◆ Aim of the task
Reproduce every entry below precisely; do not include the pictures.

◆ Data records
--------

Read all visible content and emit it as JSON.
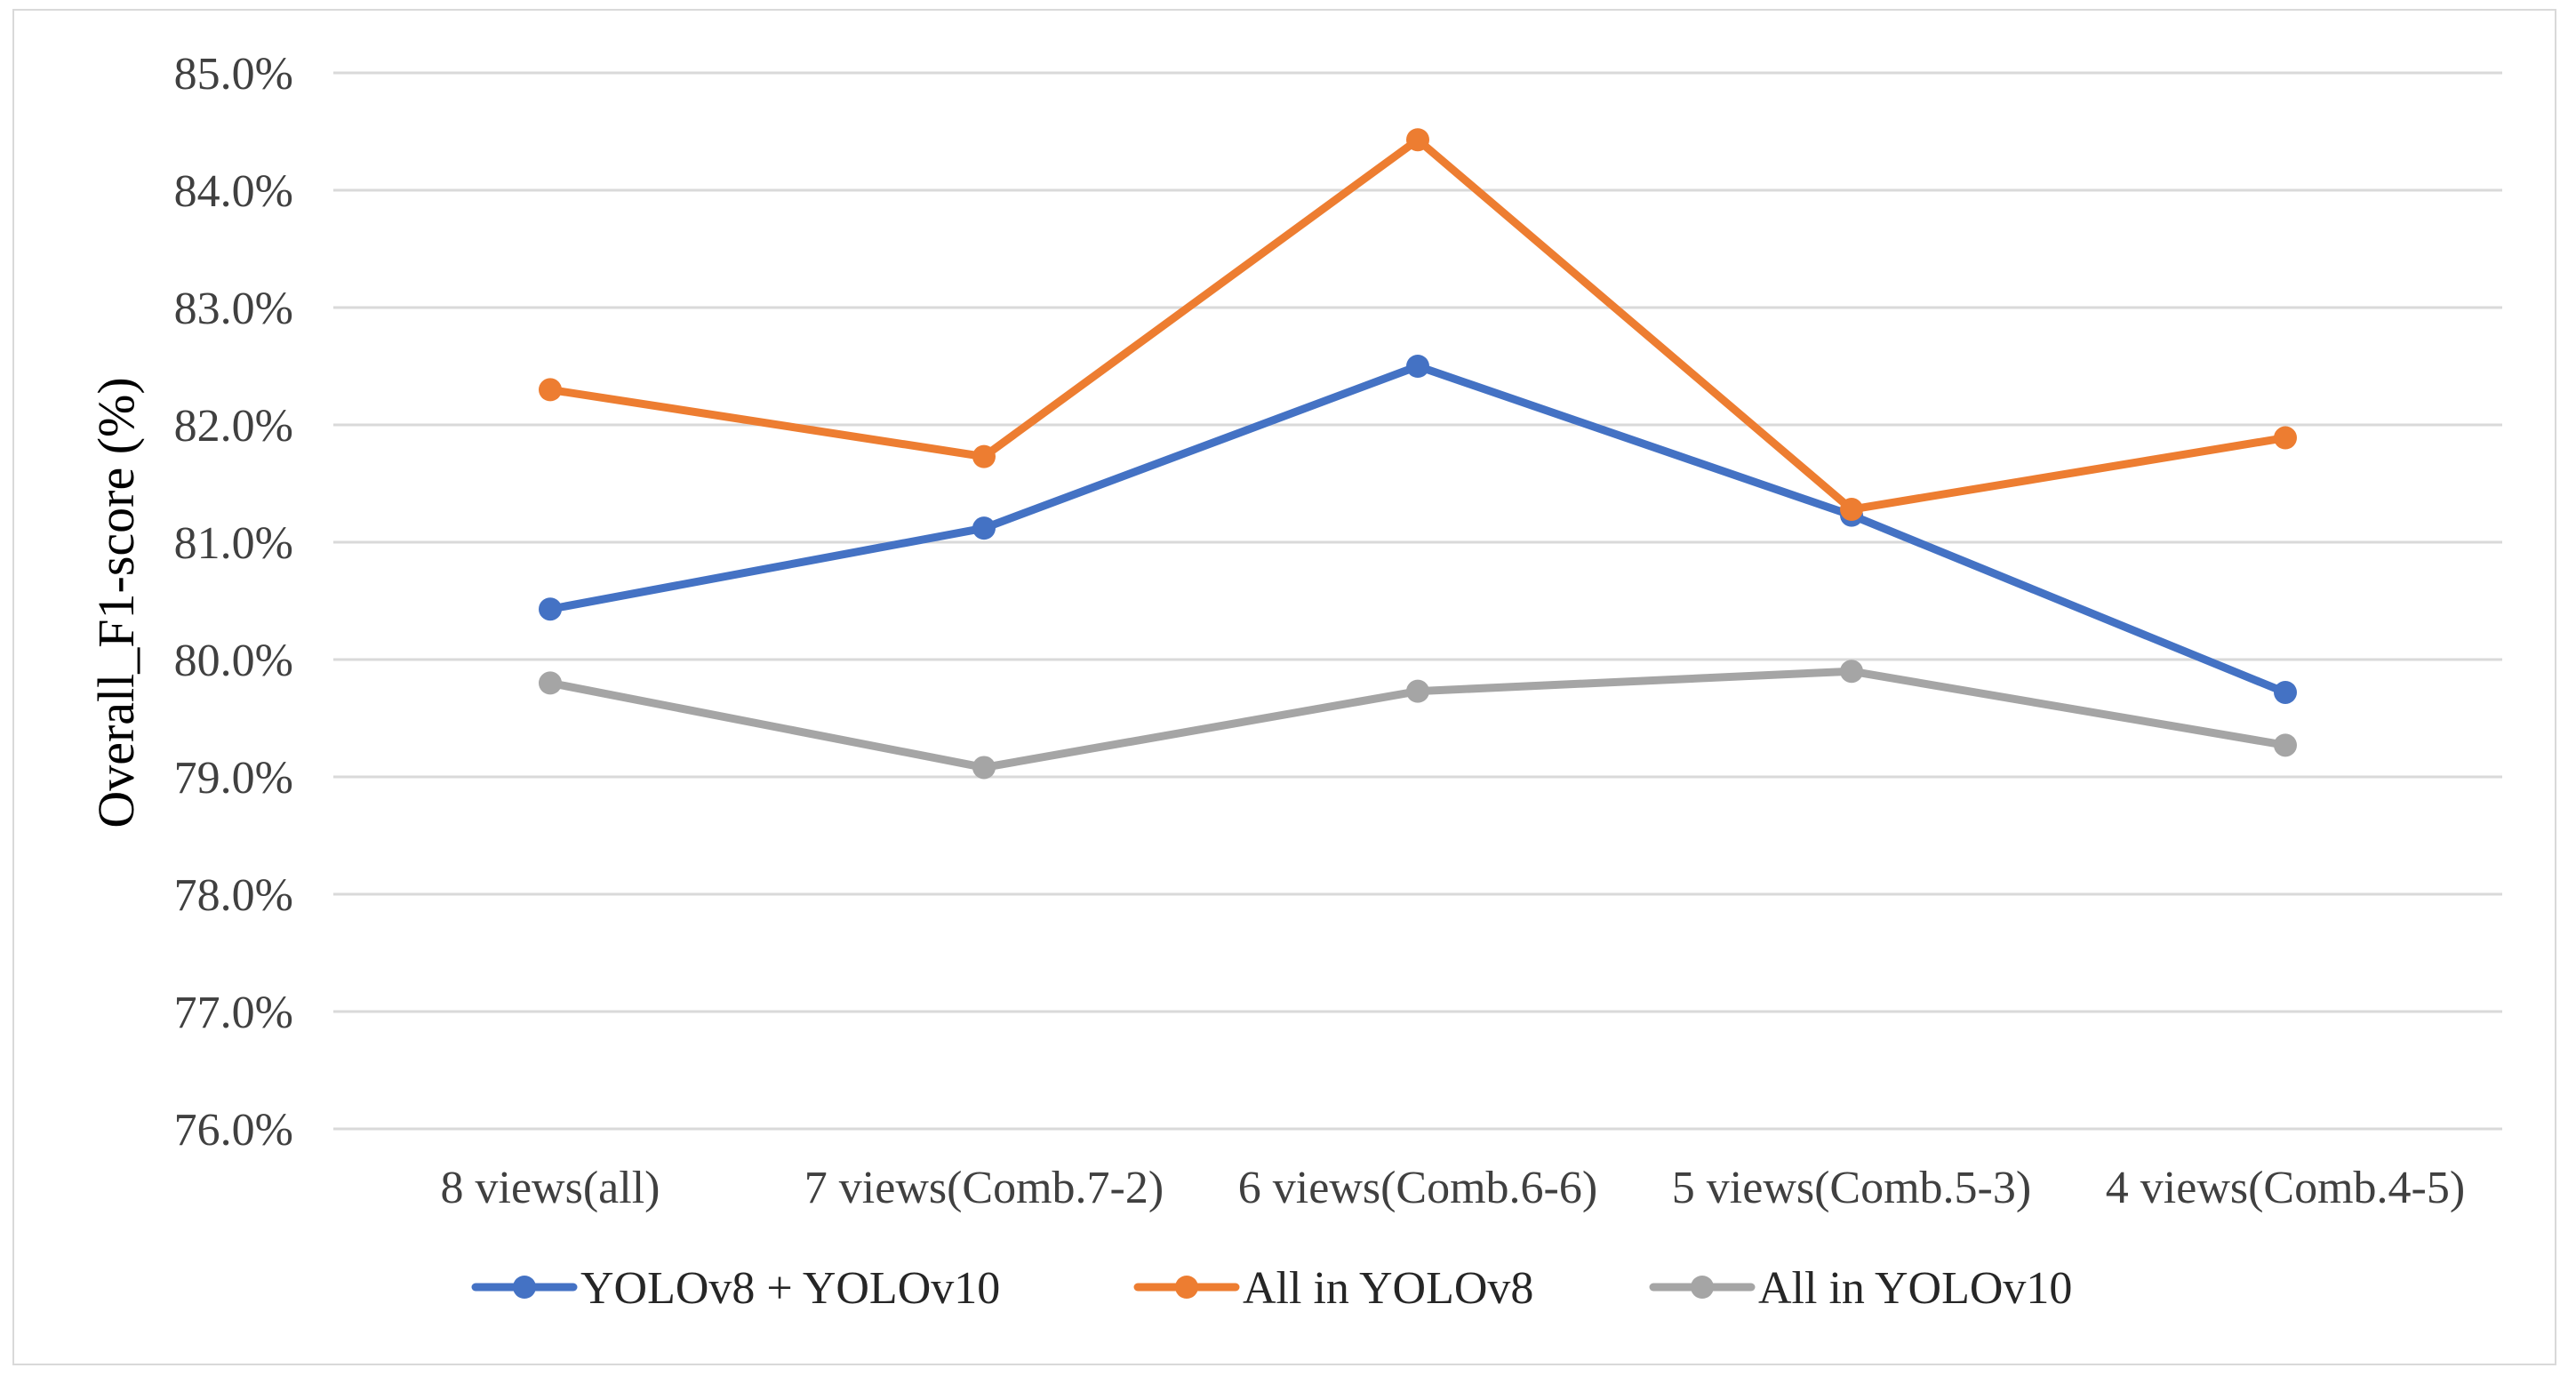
{
  "chart_data": {
    "type": "line",
    "title": "",
    "xlabel": "",
    "ylabel": "Overall_F1-score (%)",
    "ylim": [
      76.0,
      85.0
    ],
    "yticks": [
      "76.0%",
      "77.0%",
      "78.0%",
      "79.0%",
      "80.0%",
      "81.0%",
      "82.0%",
      "83.0%",
      "84.0%",
      "85.0%"
    ],
    "ytick_values": [
      76,
      77,
      78,
      79,
      80,
      81,
      82,
      83,
      84,
      85
    ],
    "grid": true,
    "legend_position": "bottom",
    "categories": [
      "8 views(all)",
      "7 views(Comb.7-2)",
      "6 views(Comb.6-6)",
      "5 views(Comb.5-3)",
      "4 views(Comb.4-5)"
    ],
    "series": [
      {
        "name": "YOLOv8 + YOLOv10",
        "color": "#4472c4",
        "values": [
          80.43,
          81.12,
          82.5,
          81.23,
          79.72
        ]
      },
      {
        "name": "All in YOLOv8",
        "color": "#ed7d31",
        "values": [
          82.3,
          81.73,
          84.43,
          81.28,
          81.89
        ]
      },
      {
        "name": "All in YOLOv10",
        "color": "#a5a5a5",
        "values": [
          79.8,
          79.08,
          79.73,
          79.9,
          79.27
        ]
      }
    ]
  }
}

--------

◆ Complete response
Read all visible content and emit it as JSON.
{
  "chart_data": {
    "type": "line",
    "title": "",
    "xlabel": "",
    "ylabel": "Overall_F1-score (%)",
    "ylim": [
      76.0,
      85.0
    ],
    "yticks": [
      "76.0%",
      "77.0%",
      "78.0%",
      "79.0%",
      "80.0%",
      "81.0%",
      "82.0%",
      "83.0%",
      "84.0%",
      "85.0%"
    ],
    "ytick_values": [
      76,
      77,
      78,
      79,
      80,
      81,
      82,
      83,
      84,
      85
    ],
    "grid": true,
    "legend_position": "bottom",
    "categories": [
      "8 views(all)",
      "7 views(Comb.7-2)",
      "6 views(Comb.6-6)",
      "5 views(Comb.5-3)",
      "4 views(Comb.4-5)"
    ],
    "series": [
      {
        "name": "YOLOv8 + YOLOv10",
        "color": "#4472c4",
        "values": [
          80.43,
          81.12,
          82.5,
          81.23,
          79.72
        ]
      },
      {
        "name": "All in YOLOv8",
        "color": "#ed7d31",
        "values": [
          82.3,
          81.73,
          84.43,
          81.28,
          81.89
        ]
      },
      {
        "name": "All in YOLOv10",
        "color": "#a5a5a5",
        "values": [
          79.8,
          79.08,
          79.73,
          79.9,
          79.27
        ]
      }
    ]
  }
}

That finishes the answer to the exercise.